◆ **Given information**

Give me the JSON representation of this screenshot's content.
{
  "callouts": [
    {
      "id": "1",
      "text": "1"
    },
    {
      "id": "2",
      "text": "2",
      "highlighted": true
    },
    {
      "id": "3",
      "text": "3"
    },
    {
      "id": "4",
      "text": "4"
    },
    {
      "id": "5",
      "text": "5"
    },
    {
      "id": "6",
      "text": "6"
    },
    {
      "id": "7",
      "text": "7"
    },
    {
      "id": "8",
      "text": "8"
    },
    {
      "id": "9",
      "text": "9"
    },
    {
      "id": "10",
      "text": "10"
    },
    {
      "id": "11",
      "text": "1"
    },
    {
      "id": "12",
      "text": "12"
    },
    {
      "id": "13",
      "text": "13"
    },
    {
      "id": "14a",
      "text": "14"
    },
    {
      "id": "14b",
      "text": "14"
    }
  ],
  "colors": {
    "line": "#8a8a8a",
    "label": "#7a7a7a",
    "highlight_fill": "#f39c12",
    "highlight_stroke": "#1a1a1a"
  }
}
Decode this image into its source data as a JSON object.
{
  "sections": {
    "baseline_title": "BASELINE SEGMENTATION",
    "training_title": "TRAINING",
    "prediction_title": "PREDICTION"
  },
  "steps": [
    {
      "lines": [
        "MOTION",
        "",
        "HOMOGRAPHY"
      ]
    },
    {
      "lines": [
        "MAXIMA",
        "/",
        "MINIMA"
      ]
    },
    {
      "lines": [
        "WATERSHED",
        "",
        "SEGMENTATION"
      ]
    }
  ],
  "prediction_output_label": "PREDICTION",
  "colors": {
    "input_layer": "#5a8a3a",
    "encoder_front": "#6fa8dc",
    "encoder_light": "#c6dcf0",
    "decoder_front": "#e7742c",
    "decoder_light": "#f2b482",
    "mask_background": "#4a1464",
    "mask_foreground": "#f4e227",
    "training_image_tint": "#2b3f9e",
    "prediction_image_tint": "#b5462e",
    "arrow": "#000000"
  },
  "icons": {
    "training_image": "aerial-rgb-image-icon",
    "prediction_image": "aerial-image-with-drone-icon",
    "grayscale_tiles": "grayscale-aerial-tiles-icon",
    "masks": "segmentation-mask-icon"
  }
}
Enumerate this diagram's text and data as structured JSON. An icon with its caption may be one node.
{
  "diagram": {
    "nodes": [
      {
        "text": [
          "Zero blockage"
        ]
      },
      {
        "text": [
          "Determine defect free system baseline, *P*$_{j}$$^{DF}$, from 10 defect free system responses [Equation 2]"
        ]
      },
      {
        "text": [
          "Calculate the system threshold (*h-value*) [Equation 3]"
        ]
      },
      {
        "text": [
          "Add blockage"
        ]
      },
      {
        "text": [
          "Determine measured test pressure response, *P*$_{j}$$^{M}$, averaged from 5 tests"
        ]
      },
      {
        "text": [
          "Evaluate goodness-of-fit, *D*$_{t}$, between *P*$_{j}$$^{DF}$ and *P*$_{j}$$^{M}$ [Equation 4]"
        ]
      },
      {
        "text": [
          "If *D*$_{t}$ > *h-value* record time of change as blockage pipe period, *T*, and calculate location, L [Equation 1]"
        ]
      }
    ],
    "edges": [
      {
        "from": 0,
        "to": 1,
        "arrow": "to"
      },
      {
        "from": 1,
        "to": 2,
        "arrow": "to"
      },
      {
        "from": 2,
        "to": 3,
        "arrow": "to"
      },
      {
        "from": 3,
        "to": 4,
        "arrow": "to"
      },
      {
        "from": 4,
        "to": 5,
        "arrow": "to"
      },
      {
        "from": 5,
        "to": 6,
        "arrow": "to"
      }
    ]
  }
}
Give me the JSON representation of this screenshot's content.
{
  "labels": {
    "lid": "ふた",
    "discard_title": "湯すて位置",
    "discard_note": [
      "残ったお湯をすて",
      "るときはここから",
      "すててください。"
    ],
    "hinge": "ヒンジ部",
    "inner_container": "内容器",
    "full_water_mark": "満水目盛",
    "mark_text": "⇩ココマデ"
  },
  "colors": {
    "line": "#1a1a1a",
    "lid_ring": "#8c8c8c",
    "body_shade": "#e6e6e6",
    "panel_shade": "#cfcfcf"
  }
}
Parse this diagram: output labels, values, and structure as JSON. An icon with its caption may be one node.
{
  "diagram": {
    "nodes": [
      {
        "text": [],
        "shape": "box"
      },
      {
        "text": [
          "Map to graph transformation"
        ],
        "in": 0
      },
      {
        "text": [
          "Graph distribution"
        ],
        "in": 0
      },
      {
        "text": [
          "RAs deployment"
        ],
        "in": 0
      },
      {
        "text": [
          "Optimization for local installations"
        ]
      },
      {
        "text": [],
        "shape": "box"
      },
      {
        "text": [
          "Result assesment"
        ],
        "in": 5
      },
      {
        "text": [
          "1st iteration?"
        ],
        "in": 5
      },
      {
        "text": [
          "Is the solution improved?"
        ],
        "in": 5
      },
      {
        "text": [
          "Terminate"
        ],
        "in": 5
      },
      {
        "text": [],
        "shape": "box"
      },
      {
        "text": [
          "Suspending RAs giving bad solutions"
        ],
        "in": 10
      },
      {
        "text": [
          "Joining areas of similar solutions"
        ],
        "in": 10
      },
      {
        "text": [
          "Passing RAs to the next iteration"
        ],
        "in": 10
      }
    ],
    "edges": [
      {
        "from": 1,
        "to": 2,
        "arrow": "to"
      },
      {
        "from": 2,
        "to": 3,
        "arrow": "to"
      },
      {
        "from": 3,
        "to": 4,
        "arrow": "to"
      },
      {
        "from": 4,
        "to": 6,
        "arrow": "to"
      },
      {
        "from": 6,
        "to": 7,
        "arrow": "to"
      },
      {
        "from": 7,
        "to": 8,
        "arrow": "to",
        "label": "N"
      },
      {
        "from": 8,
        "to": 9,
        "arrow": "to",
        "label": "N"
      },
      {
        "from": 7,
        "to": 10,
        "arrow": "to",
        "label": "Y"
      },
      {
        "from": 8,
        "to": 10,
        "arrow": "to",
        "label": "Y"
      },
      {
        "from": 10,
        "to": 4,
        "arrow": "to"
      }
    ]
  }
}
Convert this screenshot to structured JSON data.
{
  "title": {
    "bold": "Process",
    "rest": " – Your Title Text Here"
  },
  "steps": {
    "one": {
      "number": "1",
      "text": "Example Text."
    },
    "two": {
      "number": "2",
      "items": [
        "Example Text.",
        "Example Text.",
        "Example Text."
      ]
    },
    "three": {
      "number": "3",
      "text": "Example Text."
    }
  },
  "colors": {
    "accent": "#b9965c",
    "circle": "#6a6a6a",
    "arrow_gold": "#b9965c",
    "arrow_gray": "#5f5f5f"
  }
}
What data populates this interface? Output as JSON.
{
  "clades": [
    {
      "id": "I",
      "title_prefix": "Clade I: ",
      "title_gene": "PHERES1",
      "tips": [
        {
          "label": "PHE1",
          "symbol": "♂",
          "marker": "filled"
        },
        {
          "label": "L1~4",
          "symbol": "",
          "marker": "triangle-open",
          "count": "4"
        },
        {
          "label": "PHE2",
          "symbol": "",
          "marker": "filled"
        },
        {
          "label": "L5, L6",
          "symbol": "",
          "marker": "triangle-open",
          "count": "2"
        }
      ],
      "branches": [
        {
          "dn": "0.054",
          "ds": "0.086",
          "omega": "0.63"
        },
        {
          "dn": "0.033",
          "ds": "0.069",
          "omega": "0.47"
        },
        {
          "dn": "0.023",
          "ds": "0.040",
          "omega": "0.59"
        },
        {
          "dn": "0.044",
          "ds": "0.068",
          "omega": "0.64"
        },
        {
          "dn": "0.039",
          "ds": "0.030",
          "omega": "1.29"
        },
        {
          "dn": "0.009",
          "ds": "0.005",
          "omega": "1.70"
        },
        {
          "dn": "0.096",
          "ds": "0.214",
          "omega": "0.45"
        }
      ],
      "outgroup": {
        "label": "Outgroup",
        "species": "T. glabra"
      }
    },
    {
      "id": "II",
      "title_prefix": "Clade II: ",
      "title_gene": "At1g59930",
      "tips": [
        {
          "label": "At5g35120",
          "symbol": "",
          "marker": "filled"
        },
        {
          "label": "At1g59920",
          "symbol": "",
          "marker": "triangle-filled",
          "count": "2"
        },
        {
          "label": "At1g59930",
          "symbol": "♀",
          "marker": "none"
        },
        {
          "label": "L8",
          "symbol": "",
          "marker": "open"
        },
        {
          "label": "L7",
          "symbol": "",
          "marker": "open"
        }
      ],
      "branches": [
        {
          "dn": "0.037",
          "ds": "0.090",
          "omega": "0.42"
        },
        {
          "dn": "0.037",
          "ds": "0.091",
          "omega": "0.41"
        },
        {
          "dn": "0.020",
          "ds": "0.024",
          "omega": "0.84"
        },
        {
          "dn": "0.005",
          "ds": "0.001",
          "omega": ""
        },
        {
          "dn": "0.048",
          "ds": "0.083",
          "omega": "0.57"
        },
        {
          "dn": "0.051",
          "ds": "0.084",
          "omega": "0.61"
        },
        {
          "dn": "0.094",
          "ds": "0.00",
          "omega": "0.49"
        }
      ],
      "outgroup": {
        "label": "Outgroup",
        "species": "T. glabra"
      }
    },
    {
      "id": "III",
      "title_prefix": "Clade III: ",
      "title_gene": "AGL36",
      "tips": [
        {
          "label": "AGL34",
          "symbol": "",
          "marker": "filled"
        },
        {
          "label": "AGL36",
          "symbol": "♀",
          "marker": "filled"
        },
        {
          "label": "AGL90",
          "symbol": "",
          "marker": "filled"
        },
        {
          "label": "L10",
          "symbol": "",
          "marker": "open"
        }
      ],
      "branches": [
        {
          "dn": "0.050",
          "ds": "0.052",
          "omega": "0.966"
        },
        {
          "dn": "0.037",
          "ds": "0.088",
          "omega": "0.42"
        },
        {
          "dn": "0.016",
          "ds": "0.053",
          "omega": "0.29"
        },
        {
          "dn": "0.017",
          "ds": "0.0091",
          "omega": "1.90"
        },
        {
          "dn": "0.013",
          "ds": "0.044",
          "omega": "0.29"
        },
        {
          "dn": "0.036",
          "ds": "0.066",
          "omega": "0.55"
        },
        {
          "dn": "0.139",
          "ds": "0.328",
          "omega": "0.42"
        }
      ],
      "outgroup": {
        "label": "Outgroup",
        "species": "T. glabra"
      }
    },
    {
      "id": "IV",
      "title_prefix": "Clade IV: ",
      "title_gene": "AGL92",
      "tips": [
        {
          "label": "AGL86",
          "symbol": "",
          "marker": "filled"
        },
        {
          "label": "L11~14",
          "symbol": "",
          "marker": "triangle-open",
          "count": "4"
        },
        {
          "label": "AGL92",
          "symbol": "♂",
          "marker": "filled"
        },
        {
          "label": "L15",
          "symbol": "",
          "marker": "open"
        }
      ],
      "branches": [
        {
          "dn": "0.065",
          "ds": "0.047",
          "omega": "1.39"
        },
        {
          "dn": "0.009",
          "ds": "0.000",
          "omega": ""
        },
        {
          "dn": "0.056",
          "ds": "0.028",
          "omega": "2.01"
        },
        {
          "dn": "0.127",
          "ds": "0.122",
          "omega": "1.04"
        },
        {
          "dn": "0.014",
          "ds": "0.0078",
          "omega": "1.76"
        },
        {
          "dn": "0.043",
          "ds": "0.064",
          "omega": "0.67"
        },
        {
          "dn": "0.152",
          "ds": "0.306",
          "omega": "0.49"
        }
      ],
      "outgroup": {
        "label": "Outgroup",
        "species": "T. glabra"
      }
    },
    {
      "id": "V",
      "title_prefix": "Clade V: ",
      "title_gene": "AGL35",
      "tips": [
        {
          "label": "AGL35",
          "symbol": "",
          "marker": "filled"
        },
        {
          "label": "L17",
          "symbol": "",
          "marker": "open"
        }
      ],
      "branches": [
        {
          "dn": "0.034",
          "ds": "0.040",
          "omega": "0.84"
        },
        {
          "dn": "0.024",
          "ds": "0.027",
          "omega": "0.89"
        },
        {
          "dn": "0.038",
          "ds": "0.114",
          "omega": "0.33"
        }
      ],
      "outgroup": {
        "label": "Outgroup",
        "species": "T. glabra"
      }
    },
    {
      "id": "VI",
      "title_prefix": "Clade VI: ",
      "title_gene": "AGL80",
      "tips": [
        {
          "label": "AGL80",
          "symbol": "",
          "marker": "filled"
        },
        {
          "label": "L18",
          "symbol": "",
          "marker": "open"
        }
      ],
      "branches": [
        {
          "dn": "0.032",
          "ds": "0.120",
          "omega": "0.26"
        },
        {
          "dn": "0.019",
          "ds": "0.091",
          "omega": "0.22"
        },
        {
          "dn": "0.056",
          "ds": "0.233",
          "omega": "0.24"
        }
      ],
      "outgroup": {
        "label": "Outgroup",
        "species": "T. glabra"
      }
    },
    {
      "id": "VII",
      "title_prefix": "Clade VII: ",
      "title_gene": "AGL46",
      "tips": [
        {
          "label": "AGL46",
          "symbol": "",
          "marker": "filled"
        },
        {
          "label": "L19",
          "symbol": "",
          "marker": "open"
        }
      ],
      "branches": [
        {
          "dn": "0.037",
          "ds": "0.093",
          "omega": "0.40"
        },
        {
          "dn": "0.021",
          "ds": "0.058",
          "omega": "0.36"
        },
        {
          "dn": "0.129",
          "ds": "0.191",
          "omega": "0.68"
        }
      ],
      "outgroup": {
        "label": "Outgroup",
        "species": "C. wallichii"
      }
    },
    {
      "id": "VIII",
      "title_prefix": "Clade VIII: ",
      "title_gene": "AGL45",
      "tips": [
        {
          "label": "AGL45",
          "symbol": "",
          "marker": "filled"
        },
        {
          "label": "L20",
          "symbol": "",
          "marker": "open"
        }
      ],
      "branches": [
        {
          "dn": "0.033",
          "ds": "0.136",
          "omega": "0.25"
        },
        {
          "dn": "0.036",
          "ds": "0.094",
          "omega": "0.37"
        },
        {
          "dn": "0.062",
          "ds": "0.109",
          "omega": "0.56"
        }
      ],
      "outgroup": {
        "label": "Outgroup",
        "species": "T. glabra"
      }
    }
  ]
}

◆ **Stated goal**
From the records above, how many lines include the word "JSON"? Only the number is wanted.

◆ **Result below**
7